Without the images, write out all of the following entries exactly.

### Items from a data source
^^^^^^^^^^^^^^^^
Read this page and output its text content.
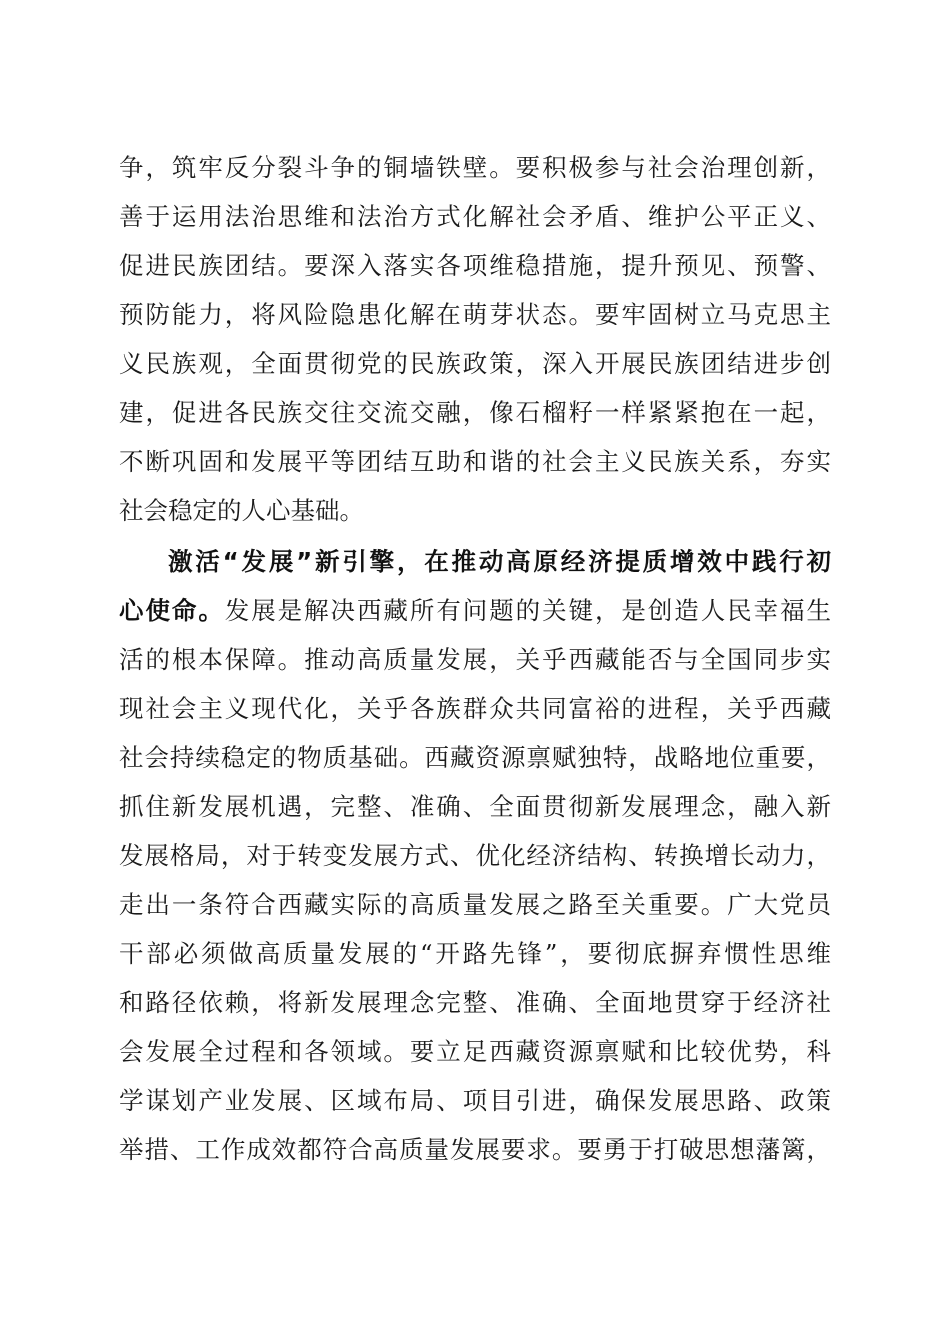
争，筑牢反分裂斗争的铜墙铁壁。要积极参与社会治理创新，
善于运用法治思维和法治方式化解社会矛盾、维护公平正义、
促进民族团结。要深入落实各项维稳措施，提升预见、预警、
预防能力，将风险隐患化解在萌芽状态。要牢固树立马克思主
义民族观，全面贯彻党的民族政策，深入开展民族团结进步创
建，促进各民族交往交流交融，像石榴籽一样紧紧抱在一起，
不断巩固和发展平等团结互助和谐的社会主义民族关系，夯实
社会稳定的人心基础。
激活“发展”新引擎，在推动高原经济提质增效中践行初
心使命。发展是解决西藏所有问题的关键，是创造人民幸福生
活的根本保障。推动高质量发展，关乎西藏能否与全国同步实
现社会主义现代化，关乎各族群众共同富裕的进程，关乎西藏
社会持续稳定的物质基础。西藏资源禀赋独特，战略地位重要，
抓住新发展机遇，完整、准确、全面贯彻新发展理念，融入新
发展格局，对于转变发展方式、优化经济结构、转换增长动力，
走出一条符合西藏实际的高质量发展之路至关重要。广大党员
干部必须做高质量发展的“开路先锋”，要彻底摒弃惯性思维
和路径依赖，将新发展理念完整、准确、全面地贯穿于经济社
会发展全过程和各领域。要立足西藏资源禀赋和比较优势，科
学谋划产业发展、区域布局、项目引进，确保发展思路、政策
举措、工作成效都符合高质量发展要求。要勇于打破思想藩篱，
^^^^^^^^^^^^^^^^
### Full solution
Read this page and output its text content.
争，筑牢反分裂斗争的铜墙铁壁。要积极参与社会治理创新，
善于运用法治思维和法治方式化解社会矛盾、维护公平正义、
促进民族团结。要深入落实各项维稳措施，提升预见、预警、
预防能力，将风险隐患化解在萌芽状态。要牢固树立马克思主
义民族观，全面贯彻党的民族政策，深入开展民族团结进步创
建，促进各民族交往交流交融，像石榴籽一样紧紧抱在一起，
不断巩固和发展平等团结互助和谐的社会主义民族关系，夯实
社会稳定的人心基础。
激活“发展”新引擎，在推动高原经济提质增效中践行初
心使命。发展是解决西藏所有问题的关键，是创造人民幸福生
活的根本保障。推动高质量发展，关乎西藏能否与全国同步实
现社会主义现代化，关乎各族群众共同富裕的进程，关乎西藏
社会持续稳定的物质基础。西藏资源禀赋独特，战略地位重要，
抓住新发展机遇，完整、准确、全面贯彻新发展理念，融入新
发展格局，对于转变发展方式、优化经济结构、转换增长动力，
走出一条符合西藏实际的高质量发展之路至关重要。广大党员
干部必须做高质量发展的“开路先锋”，要彻底摒弃惯性思维
和路径依赖，将新发展理念完整、准确、全面地贯穿于经济社
会发展全过程和各领域。要立足西藏资源禀赋和比较优势，科
学谋划产业发展、区域布局、项目引进，确保发展思路、政策
举措、工作成效都符合高质量发展要求。要勇于打破思想藩篱，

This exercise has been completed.